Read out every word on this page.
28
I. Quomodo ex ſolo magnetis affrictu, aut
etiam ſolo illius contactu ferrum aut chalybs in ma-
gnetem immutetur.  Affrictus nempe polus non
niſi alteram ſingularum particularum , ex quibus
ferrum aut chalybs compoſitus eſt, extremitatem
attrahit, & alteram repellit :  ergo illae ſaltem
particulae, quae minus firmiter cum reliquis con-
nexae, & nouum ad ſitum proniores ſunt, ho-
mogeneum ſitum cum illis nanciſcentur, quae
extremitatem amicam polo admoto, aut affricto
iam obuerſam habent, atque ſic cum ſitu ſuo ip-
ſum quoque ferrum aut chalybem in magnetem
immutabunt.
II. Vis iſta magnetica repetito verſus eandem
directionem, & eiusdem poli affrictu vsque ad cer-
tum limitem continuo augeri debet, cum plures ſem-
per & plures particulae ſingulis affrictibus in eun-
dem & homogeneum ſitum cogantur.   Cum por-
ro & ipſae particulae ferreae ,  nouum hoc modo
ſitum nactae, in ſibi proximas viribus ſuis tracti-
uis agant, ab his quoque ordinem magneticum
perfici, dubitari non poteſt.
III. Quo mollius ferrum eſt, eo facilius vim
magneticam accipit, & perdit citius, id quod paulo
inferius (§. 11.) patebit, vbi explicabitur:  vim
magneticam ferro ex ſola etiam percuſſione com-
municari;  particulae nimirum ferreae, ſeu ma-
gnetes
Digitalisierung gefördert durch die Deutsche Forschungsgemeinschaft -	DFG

********************

Problem requirements: Retype the records above exactly.

Full output:
Read out every word on this page.
28
I. Quomodo ex ſolo magnetis affrictu, aut
etiam ſolo illius contactu ferrum aut chalybs in ma-
gnetem immutetur.  Affrictus nempe polus non
niſi alteram ſingularum particularum , ex quibus
ferrum aut chalybs compoſitus eſt, extremitatem
attrahit, & alteram repellit :  ergo illae ſaltem
particulae, quae minus firmiter cum reliquis con-
nexae, & nouum ad ſitum proniores ſunt, ho-
mogeneum ſitum cum illis nanciſcentur, quae
extremitatem amicam polo admoto, aut affricto
iam obuerſam habent, atque ſic cum ſitu ſuo ip-
ſum quoque ferrum aut chalybem in magnetem
immutabunt.
II. Vis iſta magnetica repetito verſus eandem
directionem, & eiusdem poli affrictu vsque ad cer-
tum limitem continuo augeri debet, cum plures ſem-
per & plures particulae ſingulis affrictibus in eun-
dem & homogeneum ſitum cogantur.   Cum por-
ro & ipſae particulae ferreae ,  nouum hoc modo
ſitum nactae, in ſibi proximas viribus ſuis tracti-
uis agant, ab his quoque ordinem magneticum
perfici, dubitari non poteſt.
III. Quo mollius ferrum eſt, eo facilius vim
magneticam accipit, & perdit citius, id quod paulo
inferius (§. 11.) patebit, vbi explicabitur:  vim
magneticam ferro ex ſola etiam percuſſione com-
municari;  particulae nimirum ferreae, ſeu ma-
gnetes
Digitalisierung gefördert durch die Deutsche Forschungsgemeinschaft -	DFG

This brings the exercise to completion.